/---

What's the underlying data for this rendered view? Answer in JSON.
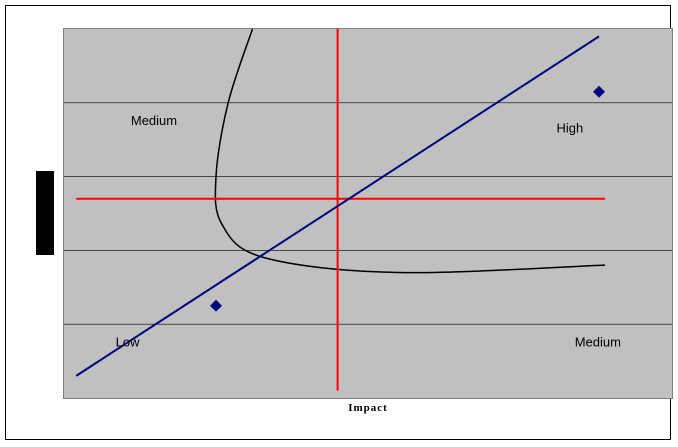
{
  "chart_data": {
    "type": "scatter",
    "title": "",
    "xlabel": "Impact",
    "ylabel": "",
    "xlim": [
      0,
      10
    ],
    "ylim": [
      0,
      10
    ],
    "grid": true,
    "plot_color": "#c0c0c0",
    "gridline_color": "#000000",
    "y_gridlines": [
      2,
      4,
      6,
      8
    ],
    "quadrant_labels": [
      {
        "text": "Medium",
        "x": 1.1,
        "y": 7.4
      },
      {
        "text": "High",
        "x": 8.1,
        "y": 7.2
      },
      {
        "text": "Low",
        "x": 0.85,
        "y": 1.4
      },
      {
        "text": "Medium",
        "x": 8.4,
        "y": 1.4
      }
    ],
    "points": {
      "color": "#000080",
      "marker": "diamond",
      "values": [
        {
          "x": 2.5,
          "y": 2.5
        },
        {
          "x": 8.8,
          "y": 8.3
        }
      ]
    },
    "diagonal_line": {
      "color": "#000080",
      "points": [
        [
          0.2,
          0.6
        ],
        [
          8.8,
          9.8
        ]
      ]
    },
    "crosshair": {
      "color": "#ff0000",
      "x": 4.5,
      "y": 5.4,
      "x_range": [
        0.2,
        8.9
      ],
      "y_range": [
        0.2,
        10
      ]
    },
    "curve": {
      "color": "#000000",
      "points": [
        [
          3.1,
          10
        ],
        [
          2.7,
          8
        ],
        [
          2.5,
          6
        ],
        [
          2.6,
          4.7
        ],
        [
          3.3,
          3.8
        ],
        [
          5.5,
          3.4
        ],
        [
          8.9,
          3.6
        ]
      ]
    }
  }
}
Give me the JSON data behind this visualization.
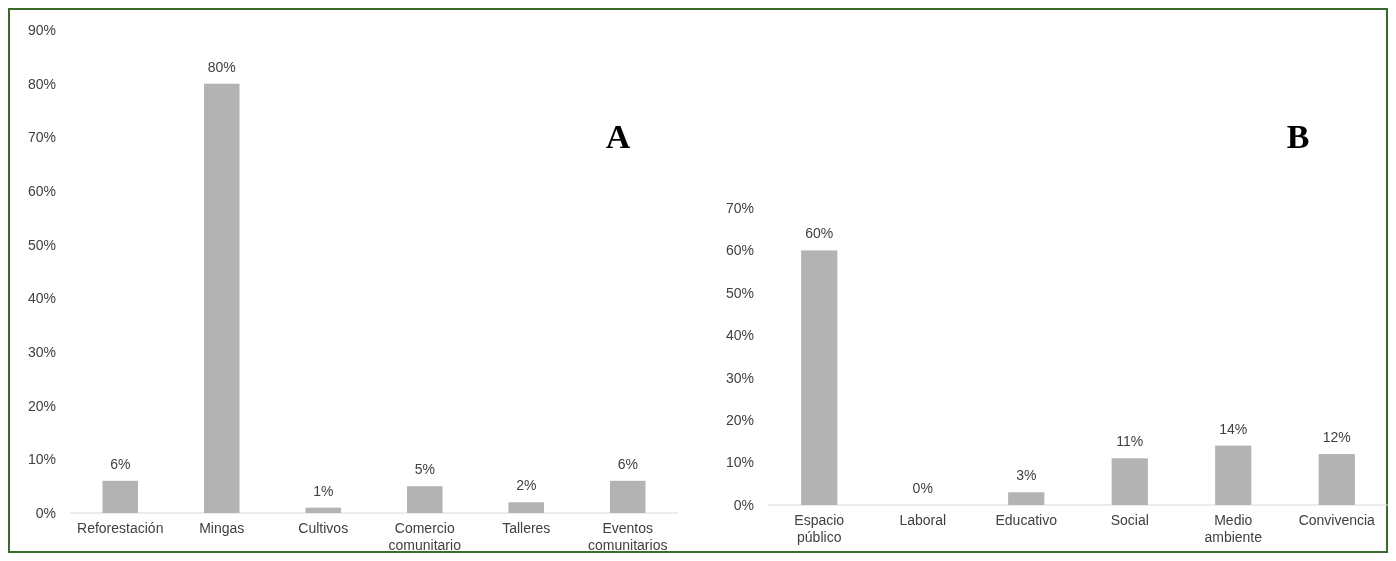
{
  "chart_data": [
    {
      "type": "bar",
      "categories": [
        "Reforestación",
        "Mingas",
        "Cultivos",
        "Comercio comunitario",
        "Talleres",
        "Eventos comunitarios"
      ],
      "values": [
        6,
        80,
        1,
        5,
        2,
        6
      ],
      "color": "#b3b3b3",
      "value_labels": [
        "6%",
        "80%",
        "1%",
        "5%",
        "2%",
        "6%"
      ],
      "ylim": [
        0,
        90
      ],
      "yticks": [
        {
          "value": 0,
          "label": "0%"
        },
        {
          "value": 10,
          "label": "10%"
        },
        {
          "value": 20,
          "label": "20%"
        },
        {
          "value": 30,
          "label": "30%"
        },
        {
          "value": 40,
          "label": "40%"
        },
        {
          "value": 50,
          "label": "50%"
        },
        {
          "value": 60,
          "label": "60%"
        },
        {
          "value": 70,
          "label": "70%"
        },
        {
          "value": 80,
          "label": "80%"
        },
        {
          "value": 90,
          "label": "90%"
        }
      ],
      "annotations": [
        "A"
      ],
      "grid": false
    },
    {
      "type": "bar",
      "categories": [
        "Espacio público",
        "Laboral",
        "Educativo",
        "Social",
        "Medio ambiente",
        "Convivencia"
      ],
      "values": [
        60,
        0,
        3,
        11,
        14,
        12
      ],
      "color": "#b3b3b3",
      "value_labels": [
        "60%",
        "0%",
        "3%",
        "11%",
        "14%",
        "12%"
      ],
      "ylim": [
        0,
        70
      ],
      "yticks": [
        {
          "value": 0,
          "label": "0%"
        },
        {
          "value": 10,
          "label": "10%"
        },
        {
          "value": 20,
          "label": "20%"
        },
        {
          "value": 30,
          "label": "30%"
        },
        {
          "value": 40,
          "label": "40%"
        },
        {
          "value": 50,
          "label": "50%"
        },
        {
          "value": 60,
          "label": "60%"
        },
        {
          "value": 70,
          "label": "70%"
        }
      ],
      "annotations": [
        "B"
      ],
      "grid": false
    }
  ]
}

\---

[Task requirements]
Transcribe the complete set of entries verbatim. No pictures belong in the copy.

[Output of the exercise]
What's the underlying data for this rendered view? Answer in JSON.
{
  "chart_data": {
    "type": "scatter",
    "title": "",
    "xlabel": "Impact",
    "ylabel": "",
    "xlim": [
      0,
      10
    ],
    "ylim": [
      0,
      10
    ],
    "grid": true,
    "plot_color": "#c0c0c0",
    "gridline_color": "#000000",
    "y_gridlines": [
      2,
      4,
      6,
      8
    ],
    "quadrant_labels": [
      {
        "text": "Medium",
        "x": 1.1,
        "y": 7.4
      },
      {
        "text": "High",
        "x": 8.1,
        "y": 7.2
      },
      {
        "text": "Low",
        "x": 0.85,
        "y": 1.4
      },
      {
        "text": "Medium",
        "x": 8.4,
        "y": 1.4
      }
    ],
    "points": {
      "color": "#000080",
      "marker": "diamond",
      "values": [
        {
          "x": 2.5,
          "y": 2.5
        },
        {
          "x": 8.8,
          "y": 8.3
        }
      ]
    },
    "diagonal_line": {
      "color": "#000080",
      "points": [
        [
          0.2,
          0.6
        ],
        [
          8.8,
          9.8
        ]
      ]
    },
    "crosshair": {
      "color": "#ff0000",
      "x": 4.5,
      "y": 5.4,
      "x_range": [
        0.2,
        8.9
      ],
      "y_range": [
        0.2,
        10
      ]
    },
    "curve": {
      "color": "#000000",
      "points": [
        [
          3.1,
          10
        ],
        [
          2.7,
          8
        ],
        [
          2.5,
          6
        ],
        [
          2.6,
          4.7
        ],
        [
          3.3,
          3.8
        ],
        [
          5.5,
          3.4
        ],
        [
          8.9,
          3.6
        ]
      ]
    }
  }
}
Give me the JSON data behind this visualization.
{
  "chart_data": [
    {
      "type": "bar",
      "categories": [
        "Reforestación",
        "Mingas",
        "Cultivos",
        "Comercio comunitario",
        "Talleres",
        "Eventos comunitarios"
      ],
      "values": [
        6,
        80,
        1,
        5,
        2,
        6
      ],
      "color": "#b3b3b3",
      "value_labels": [
        "6%",
        "80%",
        "1%",
        "5%",
        "2%",
        "6%"
      ],
      "ylim": [
        0,
        90
      ],
      "yticks": [
        {
          "value": 0,
          "label": "0%"
        },
        {
          "value": 10,
          "label": "10%"
        },
        {
          "value": 20,
          "label": "20%"
        },
        {
          "value": 30,
          "label": "30%"
        },
        {
          "value": 40,
          "label": "40%"
        },
        {
          "value": 50,
          "label": "50%"
        },
        {
          "value": 60,
          "label": "60%"
        },
        {
          "value": 70,
          "label": "70%"
        },
        {
          "value": 80,
          "label": "80%"
        },
        {
          "value": 90,
          "label": "90%"
        }
      ],
      "annotations": [
        "A"
      ],
      "grid": false
    },
    {
      "type": "bar",
      "categories": [
        "Espacio público",
        "Laboral",
        "Educativo",
        "Social",
        "Medio ambiente",
        "Convivencia"
      ],
      "values": [
        60,
        0,
        3,
        11,
        14,
        12
      ],
      "color": "#b3b3b3",
      "value_labels": [
        "60%",
        "0%",
        "3%",
        "11%",
        "14%",
        "12%"
      ],
      "ylim": [
        0,
        70
      ],
      "yticks": [
        {
          "value": 0,
          "label": "0%"
        },
        {
          "value": 10,
          "label": "10%"
        },
        {
          "value": 20,
          "label": "20%"
        },
        {
          "value": 30,
          "label": "30%"
        },
        {
          "value": 40,
          "label": "40%"
        },
        {
          "value": 50,
          "label": "50%"
        },
        {
          "value": 60,
          "label": "60%"
        },
        {
          "value": 70,
          "label": "70%"
        }
      ],
      "annotations": [
        "B"
      ],
      "grid": false
    }
  ]
}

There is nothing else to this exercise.